• Instruction
Set down each record below precisely, skipping the pictures.

** Start of Record set **

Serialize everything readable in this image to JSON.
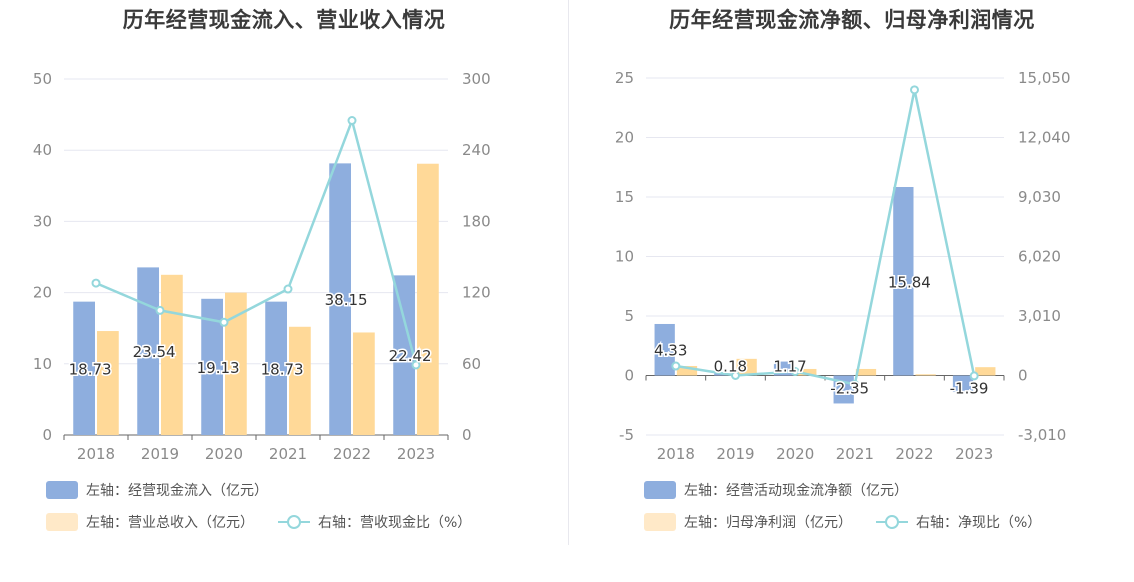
{
  "colors": {
    "bar_a": "#8eaede",
    "bar_b": "#ffd998",
    "line": "#94d7dc",
    "grid": "#e6e7f0",
    "axis_text": "#8a8a8a"
  },
  "chart_data": [
    {
      "type": "bar",
      "title": "历年经营现金流入、营业收入情况",
      "categories": [
        "2018",
        "2019",
        "2020",
        "2021",
        "2022",
        "2023"
      ],
      "left_axis": {
        "min": 0,
        "max": 50,
        "ticks": [
          "0",
          "10",
          "20",
          "30",
          "40",
          "50"
        ]
      },
      "right_axis": {
        "min": 0,
        "max": 300,
        "ticks": [
          "0",
          "60",
          "120",
          "180",
          "240",
          "300"
        ]
      },
      "series": [
        {
          "name": "左轴：经营现金流入（亿元）",
          "kind": "bar",
          "axis": "left",
          "values": [
            18.73,
            23.54,
            19.13,
            18.73,
            38.15,
            22.42
          ],
          "labels": [
            "18.73",
            "23.54",
            "19.13",
            "18.73",
            "38.15",
            "22.42"
          ]
        },
        {
          "name": "左轴：营业总收入（亿元）",
          "kind": "bar",
          "axis": "left",
          "values": [
            14.6,
            22.5,
            20.0,
            15.2,
            14.4,
            38.1
          ]
        },
        {
          "name": "右轴：营收现金比（%）",
          "kind": "line",
          "axis": "right",
          "values": [
            128,
            105,
            95,
            123,
            265,
            59
          ]
        }
      ],
      "legend": [
        "左轴：经营现金流入（亿元）",
        "左轴：营业总收入（亿元）",
        "右轴：营收现金比（%）"
      ]
    },
    {
      "type": "bar",
      "title": "历年经营现金流净额、归母净利润情况",
      "categories": [
        "2018",
        "2019",
        "2020",
        "2021",
        "2022",
        "2023"
      ],
      "left_axis": {
        "min": -5,
        "max": 25,
        "ticks": [
          "-5",
          "0",
          "5",
          "10",
          "15",
          "20",
          "25"
        ]
      },
      "right_axis": {
        "min": -3010,
        "max": 15050,
        "ticks": [
          "-3,010",
          "0",
          "3,010",
          "6,020",
          "9,030",
          "12,040",
          "15,050"
        ]
      },
      "series": [
        {
          "name": "左轴：经营活动现金流净额（亿元）",
          "kind": "bar",
          "axis": "left",
          "values": [
            4.33,
            0.18,
            1.17,
            -2.35,
            15.84,
            -1.39
          ],
          "labels": [
            "4.33",
            "0.18",
            "1.17",
            "-2.35",
            "15.84",
            "-1.39"
          ]
        },
        {
          "name": "左轴：归母净利润（亿元）",
          "kind": "bar",
          "axis": "left",
          "values": [
            0.8,
            1.4,
            0.55,
            0.55,
            0.1,
            0.7
          ]
        },
        {
          "name": "右轴：净现比（%）",
          "kind": "line",
          "axis": "right",
          "values": [
            480,
            0,
            200,
            -450,
            14450,
            -20
          ]
        }
      ],
      "legend": [
        "左轴：经营活动现金流净额（亿元）",
        "左轴：归母净利润（亿元）",
        "右轴：净现比（%）"
      ]
    }
  ]
}
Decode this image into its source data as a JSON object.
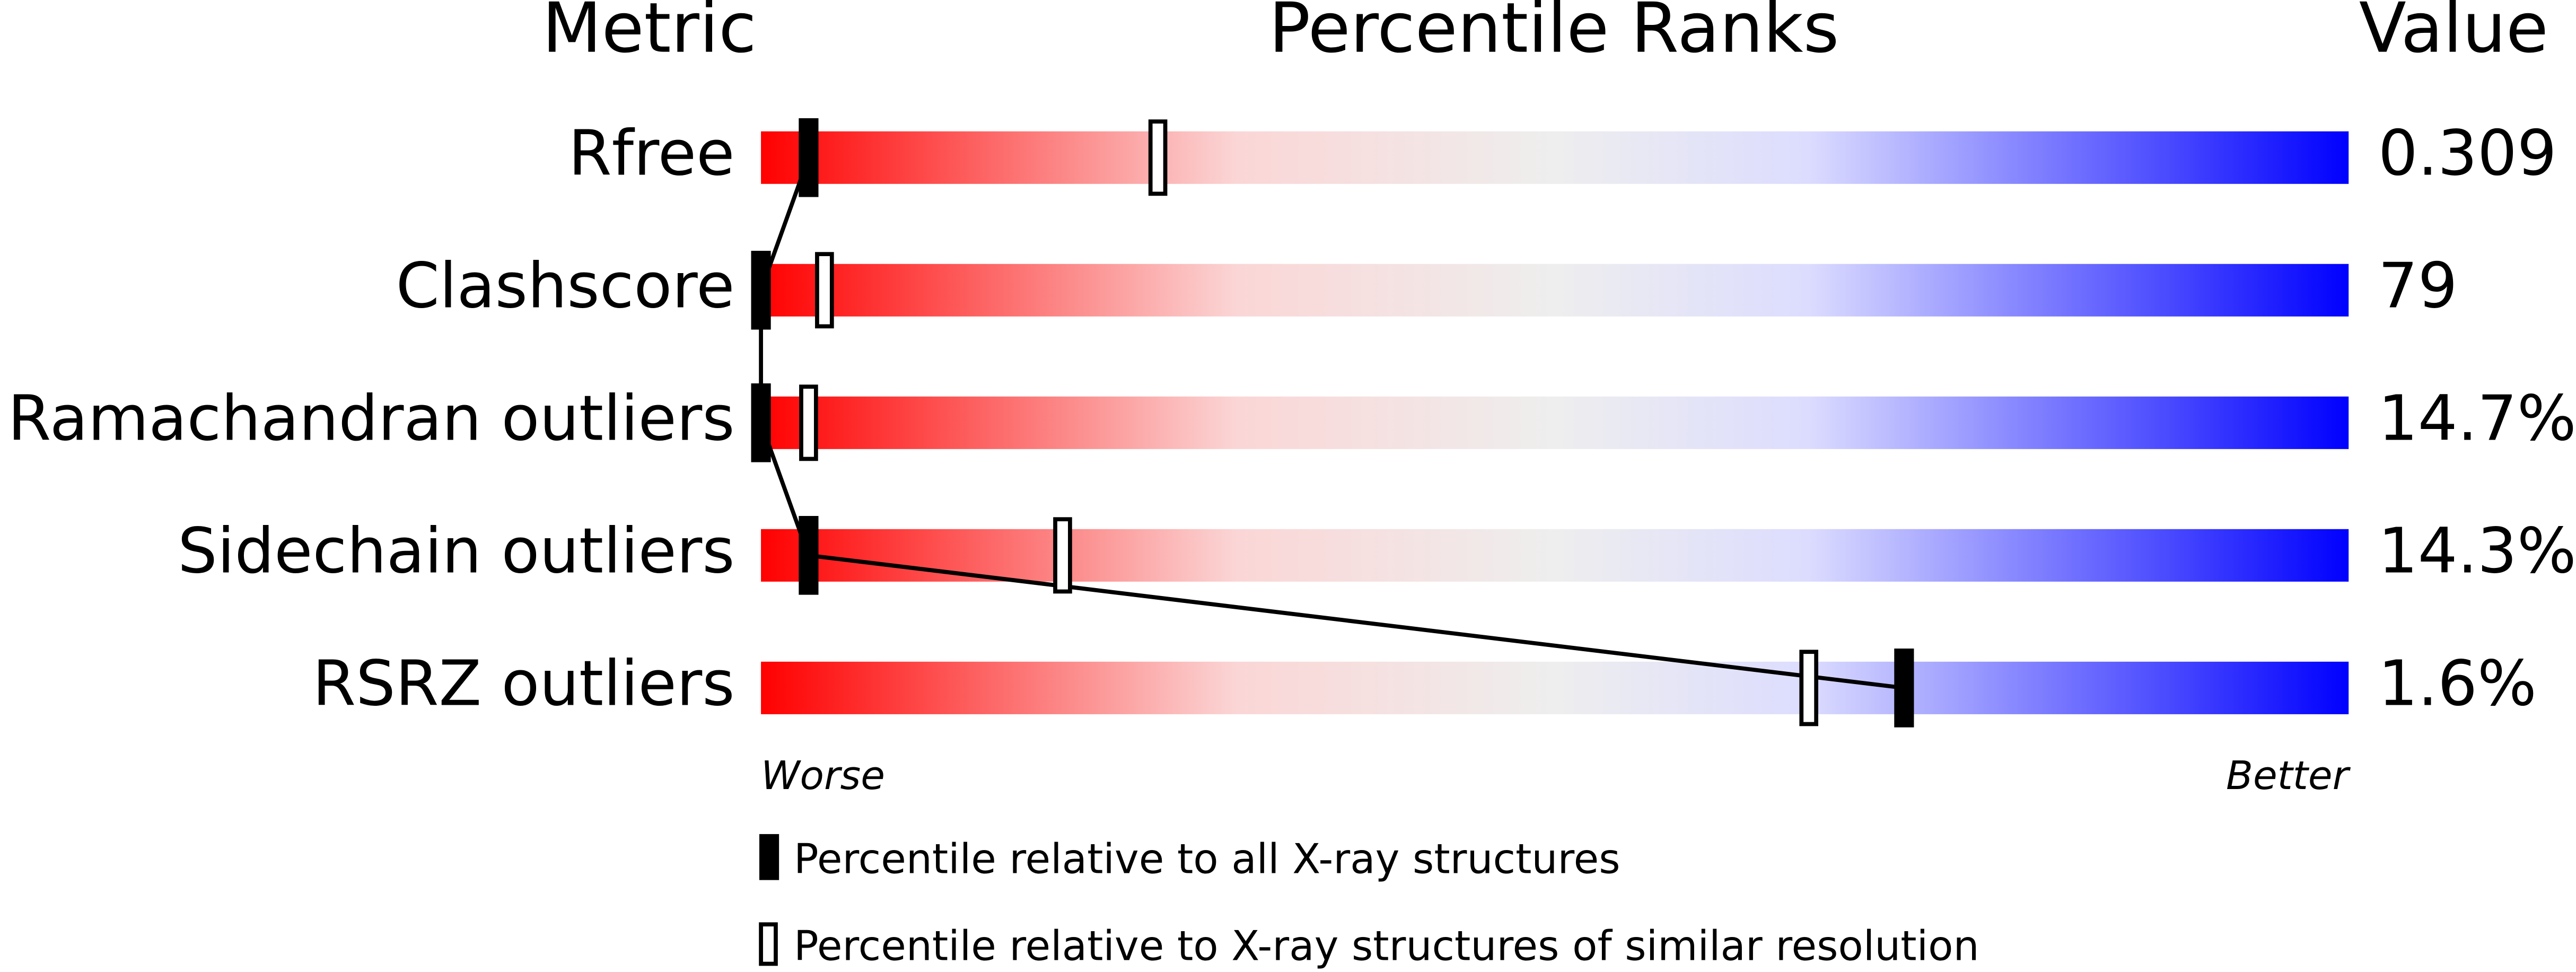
{
  "chart_data": {
    "type": "percentile",
    "title": "Percentile Ranks",
    "metric_header": "Metric",
    "value_header": "Value",
    "categories": [
      "Rfree",
      "Clashscore",
      "Ramachandran outliers",
      "Sidechain outliers",
      "RSRZ outliers"
    ],
    "metric_values": [
      "0.309",
      "79",
      "14.7%",
      "14.3%",
      "1.6%"
    ],
    "series": [
      {
        "name": "Percentile relative to all X-ray structures",
        "color": "#000000",
        "values": [
          3,
          0,
          0,
          3,
          72
        ]
      },
      {
        "name": "Percentile relative to X-ray structures of similar resolution",
        "color": "#000000",
        "values": [
          25,
          4,
          3,
          19,
          66
        ]
      }
    ],
    "xlim": [
      0,
      100
    ],
    "worse_label": "Worse",
    "better_label": "Better"
  }
}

** End of Record set **

• Task result
Serialize everything readable in this image to JSON.
{
  "colors": {
    "bar_a": "#8eaede",
    "bar_b": "#ffd998",
    "line": "#94d7dc",
    "grid": "#e6e7f0",
    "axis_text": "#8a8a8a"
  },
  "chart_data": [
    {
      "type": "bar",
      "title": "历年经营现金流入、营业收入情况",
      "categories": [
        "2018",
        "2019",
        "2020",
        "2021",
        "2022",
        "2023"
      ],
      "left_axis": {
        "min": 0,
        "max": 50,
        "ticks": [
          "0",
          "10",
          "20",
          "30",
          "40",
          "50"
        ]
      },
      "right_axis": {
        "min": 0,
        "max": 300,
        "ticks": [
          "0",
          "60",
          "120",
          "180",
          "240",
          "300"
        ]
      },
      "series": [
        {
          "name": "左轴：经营现金流入（亿元）",
          "kind": "bar",
          "axis": "left",
          "values": [
            18.73,
            23.54,
            19.13,
            18.73,
            38.15,
            22.42
          ],
          "labels": [
            "18.73",
            "23.54",
            "19.13",
            "18.73",
            "38.15",
            "22.42"
          ]
        },
        {
          "name": "左轴：营业总收入（亿元）",
          "kind": "bar",
          "axis": "left",
          "values": [
            14.6,
            22.5,
            20.0,
            15.2,
            14.4,
            38.1
          ]
        },
        {
          "name": "右轴：营收现金比（%）",
          "kind": "line",
          "axis": "right",
          "values": [
            128,
            105,
            95,
            123,
            265,
            59
          ]
        }
      ],
      "legend": [
        "左轴：经营现金流入（亿元）",
        "左轴：营业总收入（亿元）",
        "右轴：营收现金比（%）"
      ]
    },
    {
      "type": "bar",
      "title": "历年经营现金流净额、归母净利润情况",
      "categories": [
        "2018",
        "2019",
        "2020",
        "2021",
        "2022",
        "2023"
      ],
      "left_axis": {
        "min": -5,
        "max": 25,
        "ticks": [
          "-5",
          "0",
          "5",
          "10",
          "15",
          "20",
          "25"
        ]
      },
      "right_axis": {
        "min": -3010,
        "max": 15050,
        "ticks": [
          "-3,010",
          "0",
          "3,010",
          "6,020",
          "9,030",
          "12,040",
          "15,050"
        ]
      },
      "series": [
        {
          "name": "左轴：经营活动现金流净额（亿元）",
          "kind": "bar",
          "axis": "left",
          "values": [
            4.33,
            0.18,
            1.17,
            -2.35,
            15.84,
            -1.39
          ],
          "labels": [
            "4.33",
            "0.18",
            "1.17",
            "-2.35",
            "15.84",
            "-1.39"
          ]
        },
        {
          "name": "左轴：归母净利润（亿元）",
          "kind": "bar",
          "axis": "left",
          "values": [
            0.8,
            1.4,
            0.55,
            0.55,
            0.1,
            0.7
          ]
        },
        {
          "name": "右轴：净现比（%）",
          "kind": "line",
          "axis": "right",
          "values": [
            480,
            0,
            200,
            -450,
            14450,
            -20
          ]
        }
      ],
      "legend": [
        "左轴：经营活动现金流净额（亿元）",
        "左轴：归母净利润（亿元）",
        "右轴：净现比（%）"
      ]
    }
  ]
}
Decode this image into its source data as a JSON object.
{
  "chart_data": {
    "type": "percentile",
    "title": "Percentile Ranks",
    "metric_header": "Metric",
    "value_header": "Value",
    "categories": [
      "Rfree",
      "Clashscore",
      "Ramachandran outliers",
      "Sidechain outliers",
      "RSRZ outliers"
    ],
    "metric_values": [
      "0.309",
      "79",
      "14.7%",
      "14.3%",
      "1.6%"
    ],
    "series": [
      {
        "name": "Percentile relative to all X-ray structures",
        "color": "#000000",
        "values": [
          3,
          0,
          0,
          3,
          72
        ]
      },
      {
        "name": "Percentile relative to X-ray structures of similar resolution",
        "color": "#000000",
        "values": [
          25,
          4,
          3,
          19,
          66
        ]
      }
    ],
    "xlim": [
      0,
      100
    ],
    "worse_label": "Worse",
    "better_label": "Better"
  }
}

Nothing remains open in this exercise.